WORK TO COMPLETE
Make an exact copy of the entries below.

** BEGIN DATA FOR THE TASK **

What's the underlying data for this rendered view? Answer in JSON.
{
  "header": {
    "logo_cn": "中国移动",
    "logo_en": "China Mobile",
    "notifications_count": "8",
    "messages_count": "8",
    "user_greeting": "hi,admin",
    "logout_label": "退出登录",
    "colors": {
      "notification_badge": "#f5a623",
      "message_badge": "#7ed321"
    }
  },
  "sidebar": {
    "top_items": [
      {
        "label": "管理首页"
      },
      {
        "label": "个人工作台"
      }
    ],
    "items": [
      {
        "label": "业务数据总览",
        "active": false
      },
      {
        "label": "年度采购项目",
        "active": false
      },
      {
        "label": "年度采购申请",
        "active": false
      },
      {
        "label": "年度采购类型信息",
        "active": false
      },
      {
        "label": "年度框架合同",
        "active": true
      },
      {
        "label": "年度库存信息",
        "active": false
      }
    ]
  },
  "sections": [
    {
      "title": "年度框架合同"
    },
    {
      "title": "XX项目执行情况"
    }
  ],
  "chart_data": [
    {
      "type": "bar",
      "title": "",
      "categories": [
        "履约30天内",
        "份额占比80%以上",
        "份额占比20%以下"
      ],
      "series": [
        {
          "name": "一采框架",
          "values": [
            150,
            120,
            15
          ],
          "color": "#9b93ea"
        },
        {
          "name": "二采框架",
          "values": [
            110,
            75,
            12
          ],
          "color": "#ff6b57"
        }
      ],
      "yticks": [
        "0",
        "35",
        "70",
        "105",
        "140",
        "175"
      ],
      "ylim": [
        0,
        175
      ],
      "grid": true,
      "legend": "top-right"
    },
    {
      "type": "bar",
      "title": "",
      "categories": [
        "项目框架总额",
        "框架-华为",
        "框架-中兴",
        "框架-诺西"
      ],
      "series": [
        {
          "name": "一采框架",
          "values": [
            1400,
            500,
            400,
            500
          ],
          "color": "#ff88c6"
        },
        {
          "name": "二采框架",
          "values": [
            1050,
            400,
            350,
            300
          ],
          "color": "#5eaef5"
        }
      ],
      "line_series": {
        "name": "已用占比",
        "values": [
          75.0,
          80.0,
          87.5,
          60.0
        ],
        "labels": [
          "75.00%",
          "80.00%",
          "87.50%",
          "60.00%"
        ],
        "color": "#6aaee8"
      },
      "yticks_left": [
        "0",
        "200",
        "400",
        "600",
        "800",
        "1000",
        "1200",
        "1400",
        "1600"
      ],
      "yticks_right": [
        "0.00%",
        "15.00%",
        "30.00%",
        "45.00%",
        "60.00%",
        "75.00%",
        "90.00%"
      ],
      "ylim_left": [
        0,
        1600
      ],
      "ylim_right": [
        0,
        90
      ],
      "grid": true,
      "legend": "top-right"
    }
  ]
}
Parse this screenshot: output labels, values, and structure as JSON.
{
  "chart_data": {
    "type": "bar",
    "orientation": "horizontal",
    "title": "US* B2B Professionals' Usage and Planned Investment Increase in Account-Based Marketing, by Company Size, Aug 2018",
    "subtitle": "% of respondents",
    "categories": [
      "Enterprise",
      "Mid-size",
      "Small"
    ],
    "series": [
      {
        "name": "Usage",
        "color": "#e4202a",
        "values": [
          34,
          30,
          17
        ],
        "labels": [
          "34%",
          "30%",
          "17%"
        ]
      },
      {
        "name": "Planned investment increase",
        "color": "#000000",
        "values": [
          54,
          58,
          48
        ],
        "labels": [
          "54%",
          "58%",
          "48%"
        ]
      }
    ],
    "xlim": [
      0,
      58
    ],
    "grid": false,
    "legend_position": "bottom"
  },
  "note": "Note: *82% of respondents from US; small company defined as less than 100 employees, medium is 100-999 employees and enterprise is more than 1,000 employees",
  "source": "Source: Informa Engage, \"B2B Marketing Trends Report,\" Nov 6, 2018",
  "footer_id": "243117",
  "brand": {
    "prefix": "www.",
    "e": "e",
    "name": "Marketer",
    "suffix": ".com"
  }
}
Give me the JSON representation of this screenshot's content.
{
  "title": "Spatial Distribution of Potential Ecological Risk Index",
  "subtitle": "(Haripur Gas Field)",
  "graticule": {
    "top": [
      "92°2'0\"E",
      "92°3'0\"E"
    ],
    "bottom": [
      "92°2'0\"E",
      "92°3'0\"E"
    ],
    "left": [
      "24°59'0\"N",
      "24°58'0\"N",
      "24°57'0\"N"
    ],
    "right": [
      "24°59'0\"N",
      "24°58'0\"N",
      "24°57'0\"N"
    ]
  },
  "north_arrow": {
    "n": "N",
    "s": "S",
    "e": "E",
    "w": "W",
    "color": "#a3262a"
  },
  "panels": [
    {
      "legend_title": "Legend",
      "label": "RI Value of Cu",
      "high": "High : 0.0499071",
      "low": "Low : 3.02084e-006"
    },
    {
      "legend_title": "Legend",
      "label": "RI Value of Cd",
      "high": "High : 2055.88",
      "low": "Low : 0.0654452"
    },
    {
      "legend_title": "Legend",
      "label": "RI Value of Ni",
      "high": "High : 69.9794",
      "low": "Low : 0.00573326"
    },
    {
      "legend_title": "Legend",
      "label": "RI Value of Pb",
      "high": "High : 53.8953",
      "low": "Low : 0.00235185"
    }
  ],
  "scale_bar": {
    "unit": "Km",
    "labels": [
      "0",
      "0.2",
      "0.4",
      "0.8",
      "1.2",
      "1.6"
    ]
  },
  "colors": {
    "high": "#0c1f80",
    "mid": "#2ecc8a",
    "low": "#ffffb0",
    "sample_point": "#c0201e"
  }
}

** END DATA FOR THE TASK **

RESPONSE TO THE TASK
What's the underlying data for this rendered view? Answer in JSON.
{
  "header": {
    "logo_cn": "中国移动",
    "logo_en": "China Mobile",
    "notifications_count": "8",
    "messages_count": "8",
    "user_greeting": "hi,admin",
    "logout_label": "退出登录",
    "colors": {
      "notification_badge": "#f5a623",
      "message_badge": "#7ed321"
    }
  },
  "sidebar": {
    "top_items": [
      {
        "label": "管理首页"
      },
      {
        "label": "个人工作台"
      }
    ],
    "items": [
      {
        "label": "业务数据总览",
        "active": false
      },
      {
        "label": "年度采购项目",
        "active": false
      },
      {
        "label": "年度采购申请",
        "active": false
      },
      {
        "label": "年度采购类型信息",
        "active": false
      },
      {
        "label": "年度框架合同",
        "active": true
      },
      {
        "label": "年度库存信息",
        "active": false
      }
    ]
  },
  "sections": [
    {
      "title": "年度框架合同"
    },
    {
      "title": "XX项目执行情况"
    }
  ],
  "chart_data": [
    {
      "type": "bar",
      "title": "",
      "categories": [
        "履约30天内",
        "份额占比80%以上",
        "份额占比20%以下"
      ],
      "series": [
        {
          "name": "一采框架",
          "values": [
            150,
            120,
            15
          ],
          "color": "#9b93ea"
        },
        {
          "name": "二采框架",
          "values": [
            110,
            75,
            12
          ],
          "color": "#ff6b57"
        }
      ],
      "yticks": [
        "0",
        "35",
        "70",
        "105",
        "140",
        "175"
      ],
      "ylim": [
        0,
        175
      ],
      "grid": true,
      "legend": "top-right"
    },
    {
      "type": "bar",
      "title": "",
      "categories": [
        "项目框架总额",
        "框架-华为",
        "框架-中兴",
        "框架-诺西"
      ],
      "series": [
        {
          "name": "一采框架",
          "values": [
            1400,
            500,
            400,
            500
          ],
          "color": "#ff88c6"
        },
        {
          "name": "二采框架",
          "values": [
            1050,
            400,
            350,
            300
          ],
          "color": "#5eaef5"
        }
      ],
      "line_series": {
        "name": "已用占比",
        "values": [
          75.0,
          80.0,
          87.5,
          60.0
        ],
        "labels": [
          "75.00%",
          "80.00%",
          "87.50%",
          "60.00%"
        ],
        "color": "#6aaee8"
      },
      "yticks_left": [
        "0",
        "200",
        "400",
        "600",
        "800",
        "1000",
        "1200",
        "1400",
        "1600"
      ],
      "yticks_right": [
        "0.00%",
        "15.00%",
        "30.00%",
        "45.00%",
        "60.00%",
        "75.00%",
        "90.00%"
      ],
      "ylim_left": [
        0,
        1600
      ],
      "ylim_right": [
        0,
        90
      ],
      "grid": true,
      "legend": "top-right"
    }
  ]
}
Parse this screenshot: output labels, values, and structure as JSON.
{
  "chart_data": {
    "type": "bar",
    "orientation": "horizontal",
    "title": "US* B2B Professionals' Usage and Planned Investment Increase in Account-Based Marketing, by Company Size, Aug 2018",
    "subtitle": "% of respondents",
    "categories": [
      "Enterprise",
      "Mid-size",
      "Small"
    ],
    "series": [
      {
        "name": "Usage",
        "color": "#e4202a",
        "values": [
          34,
          30,
          17
        ],
        "labels": [
          "34%",
          "30%",
          "17%"
        ]
      },
      {
        "name": "Planned investment increase",
        "color": "#000000",
        "values": [
          54,
          58,
          48
        ],
        "labels": [
          "54%",
          "58%",
          "48%"
        ]
      }
    ],
    "xlim": [
      0,
      58
    ],
    "grid": false,
    "legend_position": "bottom"
  },
  "note": "Note: *82% of respondents from US; small company defined as less than 100 employees, medium is 100-999 employees and enterprise is more than 1,000 employees",
  "source": "Source: Informa Engage, \"B2B Marketing Trends Report,\" Nov 6, 2018",
  "footer_id": "243117",
  "brand": {
    "prefix": "www.",
    "e": "e",
    "name": "Marketer",
    "suffix": ".com"
  }
}
Give me the JSON representation of this screenshot's content.
{
  "title": "Spatial Distribution of Potential Ecological Risk Index",
  "subtitle": "(Haripur Gas Field)",
  "graticule": {
    "top": [
      "92°2'0\"E",
      "92°3'0\"E"
    ],
    "bottom": [
      "92°2'0\"E",
      "92°3'0\"E"
    ],
    "left": [
      "24°59'0\"N",
      "24°58'0\"N",
      "24°57'0\"N"
    ],
    "right": [
      "24°59'0\"N",
      "24°58'0\"N",
      "24°57'0\"N"
    ]
  },
  "north_arrow": {
    "n": "N",
    "s": "S",
    "e": "E",
    "w": "W",
    "color": "#a3262a"
  },
  "panels": [
    {
      "legend_title": "Legend",
      "label": "RI Value of Cu",
      "high": "High : 0.0499071",
      "low": "Low : 3.02084e-006"
    },
    {
      "legend_title": "Legend",
      "label": "RI Value of Cd",
      "high": "High : 2055.88",
      "low": "Low : 0.0654452"
    },
    {
      "legend_title": "Legend",
      "label": "RI Value of Ni",
      "high": "High : 69.9794",
      "low": "Low : 0.00573326"
    },
    {
      "legend_title": "Legend",
      "label": "RI Value of Pb",
      "high": "High : 53.8953",
      "low": "Low : 0.00235185"
    }
  ],
  "scale_bar": {
    "unit": "Km",
    "labels": [
      "0",
      "0.2",
      "0.4",
      "0.8",
      "1.2",
      "1.6"
    ]
  },
  "colors": {
    "high": "#0c1f80",
    "mid": "#2ecc8a",
    "low": "#ffffb0",
    "sample_point": "#c0201e"
  }
}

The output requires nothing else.